• Ilustríssima

    Thursday, 02-May-2024 15:39:15 -03

    Drones têm falha ética e tecnológica

    RONALDO LEMOS

    02/08/2015 02h07

    RESUMO Livro de pensador francês discute a questão contemporânea do uso de drones como ferramenta de guerra. Esses dispositivos são vistos pelo autor como inaceitáveis. A existência do drone letal seria por si só um atentado moral, sendo irrelevante se as finalidades para as quais é utilizado justifiquem-se ou não.

    *

    "A filosofia é coisa sem a qual ou com a qual tudo permanece igual." O provocador ditado italiano é subvertido pelo livro "Teoria do Drone", de Grégoire Chamayou [Cosac Naify, 320 págs., R$ 39,90]. Nele, o autor instrumentaliza o arsenal teórico-filosófico para atacar uma questão central da geopolítica do presente: o uso de drones como ferramenta de guerra.
_____
> INSTRUÇÕES DE TRABALHO
A - Transcreva do texto sobre drones o trecho que se inicia nas palavras que contêm "02/08/2015 02h07" e se encerra em "justifiquem-se ou não.".
B - Dê continuidade ao texto sobre drones a partir do ponto em que ele termina.
_____
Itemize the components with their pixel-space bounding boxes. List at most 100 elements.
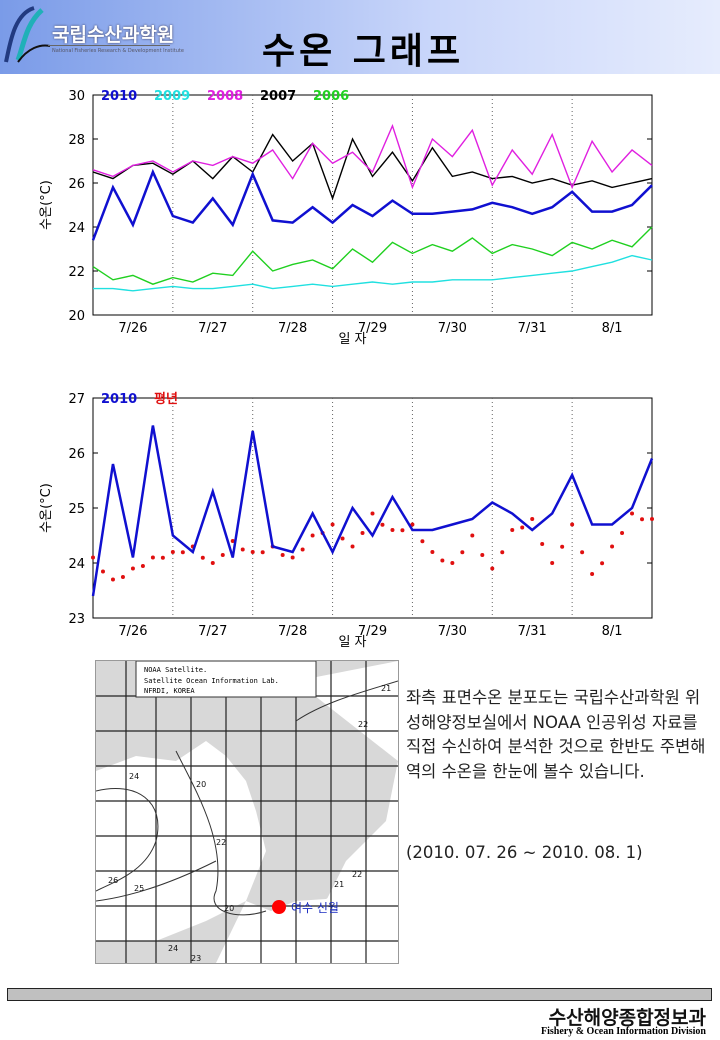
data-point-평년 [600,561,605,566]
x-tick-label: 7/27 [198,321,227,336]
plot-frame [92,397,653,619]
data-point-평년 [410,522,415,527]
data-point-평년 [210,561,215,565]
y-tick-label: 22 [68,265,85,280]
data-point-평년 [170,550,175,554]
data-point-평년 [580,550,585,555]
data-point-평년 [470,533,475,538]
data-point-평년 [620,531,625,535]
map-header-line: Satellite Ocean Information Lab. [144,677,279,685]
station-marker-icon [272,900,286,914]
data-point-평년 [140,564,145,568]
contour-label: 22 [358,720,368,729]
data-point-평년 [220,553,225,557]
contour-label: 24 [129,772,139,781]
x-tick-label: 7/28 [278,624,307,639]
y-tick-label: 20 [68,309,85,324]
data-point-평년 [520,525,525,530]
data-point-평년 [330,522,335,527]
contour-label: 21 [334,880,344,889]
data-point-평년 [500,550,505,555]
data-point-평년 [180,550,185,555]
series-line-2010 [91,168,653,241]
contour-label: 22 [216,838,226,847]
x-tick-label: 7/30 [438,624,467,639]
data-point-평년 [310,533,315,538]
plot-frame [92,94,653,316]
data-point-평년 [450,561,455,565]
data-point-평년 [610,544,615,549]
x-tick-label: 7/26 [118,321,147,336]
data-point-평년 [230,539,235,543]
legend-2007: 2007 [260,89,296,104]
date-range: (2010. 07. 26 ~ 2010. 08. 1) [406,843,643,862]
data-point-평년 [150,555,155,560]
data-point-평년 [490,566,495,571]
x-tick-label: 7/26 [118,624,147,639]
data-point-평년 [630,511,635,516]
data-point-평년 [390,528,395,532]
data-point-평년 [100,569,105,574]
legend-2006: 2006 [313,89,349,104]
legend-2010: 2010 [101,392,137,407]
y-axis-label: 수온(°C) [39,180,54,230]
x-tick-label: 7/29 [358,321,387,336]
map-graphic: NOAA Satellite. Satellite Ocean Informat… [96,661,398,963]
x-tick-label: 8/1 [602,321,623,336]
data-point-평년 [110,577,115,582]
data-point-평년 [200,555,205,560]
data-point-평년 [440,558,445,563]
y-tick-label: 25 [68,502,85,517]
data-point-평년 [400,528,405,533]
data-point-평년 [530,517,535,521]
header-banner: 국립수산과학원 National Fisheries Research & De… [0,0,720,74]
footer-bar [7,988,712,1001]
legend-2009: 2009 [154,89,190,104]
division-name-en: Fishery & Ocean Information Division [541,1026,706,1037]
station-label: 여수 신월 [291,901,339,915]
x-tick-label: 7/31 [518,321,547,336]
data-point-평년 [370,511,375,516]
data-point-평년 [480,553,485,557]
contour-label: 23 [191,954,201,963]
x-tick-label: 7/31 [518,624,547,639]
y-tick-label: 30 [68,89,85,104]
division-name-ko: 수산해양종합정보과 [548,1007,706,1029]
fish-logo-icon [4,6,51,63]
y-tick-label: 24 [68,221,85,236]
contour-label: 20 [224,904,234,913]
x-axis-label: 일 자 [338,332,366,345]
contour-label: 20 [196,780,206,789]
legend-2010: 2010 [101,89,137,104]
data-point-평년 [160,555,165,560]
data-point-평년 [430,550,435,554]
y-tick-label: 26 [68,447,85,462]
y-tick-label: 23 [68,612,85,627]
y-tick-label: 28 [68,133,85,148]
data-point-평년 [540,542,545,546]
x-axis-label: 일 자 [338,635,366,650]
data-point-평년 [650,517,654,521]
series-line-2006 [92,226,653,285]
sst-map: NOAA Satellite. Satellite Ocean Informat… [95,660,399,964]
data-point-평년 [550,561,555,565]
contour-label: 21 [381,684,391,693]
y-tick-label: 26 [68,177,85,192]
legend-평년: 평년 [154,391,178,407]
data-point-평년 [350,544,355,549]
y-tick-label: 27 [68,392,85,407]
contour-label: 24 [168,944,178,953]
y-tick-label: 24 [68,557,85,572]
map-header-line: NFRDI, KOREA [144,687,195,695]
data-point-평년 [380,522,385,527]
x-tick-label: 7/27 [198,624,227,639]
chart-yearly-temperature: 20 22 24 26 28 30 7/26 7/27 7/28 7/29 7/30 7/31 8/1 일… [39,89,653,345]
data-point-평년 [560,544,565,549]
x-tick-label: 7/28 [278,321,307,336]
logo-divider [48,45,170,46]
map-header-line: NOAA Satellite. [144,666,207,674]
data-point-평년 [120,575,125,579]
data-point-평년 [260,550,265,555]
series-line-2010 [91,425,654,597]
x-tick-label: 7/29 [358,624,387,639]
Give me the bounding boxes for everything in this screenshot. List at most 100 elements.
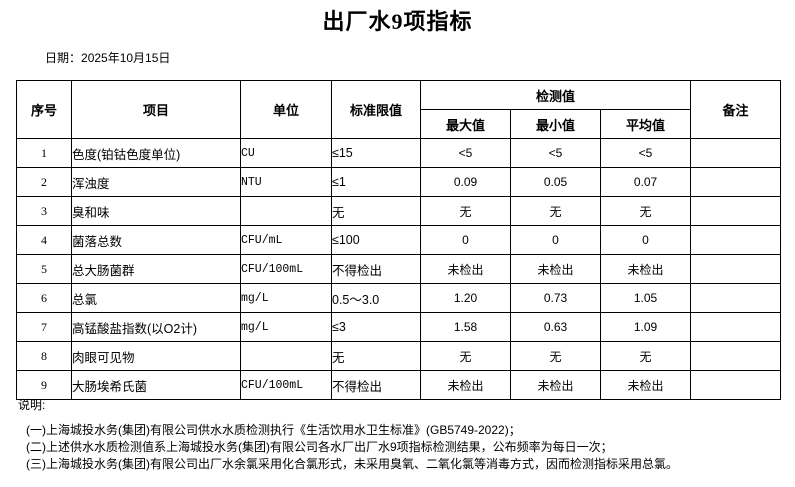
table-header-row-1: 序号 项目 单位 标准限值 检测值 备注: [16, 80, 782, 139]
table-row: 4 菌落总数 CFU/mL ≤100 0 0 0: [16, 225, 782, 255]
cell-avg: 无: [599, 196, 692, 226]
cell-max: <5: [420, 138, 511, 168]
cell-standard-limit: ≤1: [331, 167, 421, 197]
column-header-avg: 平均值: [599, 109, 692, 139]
_____
> RESULTADOS OBTIDOS
A -
02/08/2015 02h07

    RESUMO Livro de pensador francês discute a questão contemporânea do uso de drones como ferramenta de guerra. Esses dispositivos são vistos pelo autor como inaceitáveis. A existência do drone letal seria por si só um atentado moral, sendo irrelevante se as finalidades para as quais é utilizado justifiquem-se ou não.

B -
    De acordo com dados da ONG britânica Bureau of Investigative Journalism (agência de jornalismo investigativo), que pesquisa o assunto, só em 2015 ao menos 51 pessoas foram mortas no Paquistão em 11 ataques americanos com esse tipo de aeronave, sendo duas civis. Houve mais 46 mortes no Iêmen e sete na Somália, segundo o instituto.

    A definição de drone aparece logo no início do livro: "Veículo terrestre, naval ou aeronáutico, controlado à distância ou de modo automático". E vem daí também uma lacuna. Seu foco são apenas os drones voadores armados de uso militar, com controle nas mãos do Estado –designados pelo autor como "olho convertido em arma".

    Massoud Hossaini/AFP
    Drone do exército americano armado com míssil, na pista de aeroporto militar de Kandahar, no Afeganistão
    Drone do exército americano armado com míssil, na pista de aeroporto militar de Kandahar, no Afeganistão

    Apenas superficialmente o texto trata da iminente evolução desses equipamentos como artefatos acessíveis também a civis, inclusive para fins letais. Por exemplo, máquinas assassinas na forma de pequenos insetos, controladas a distância por um simples smartphone e usadas para inocular veneno no inimigo –a imagem é da professora Gabriella Blum, da Universidade Harvard–, têm referência passageira no livro.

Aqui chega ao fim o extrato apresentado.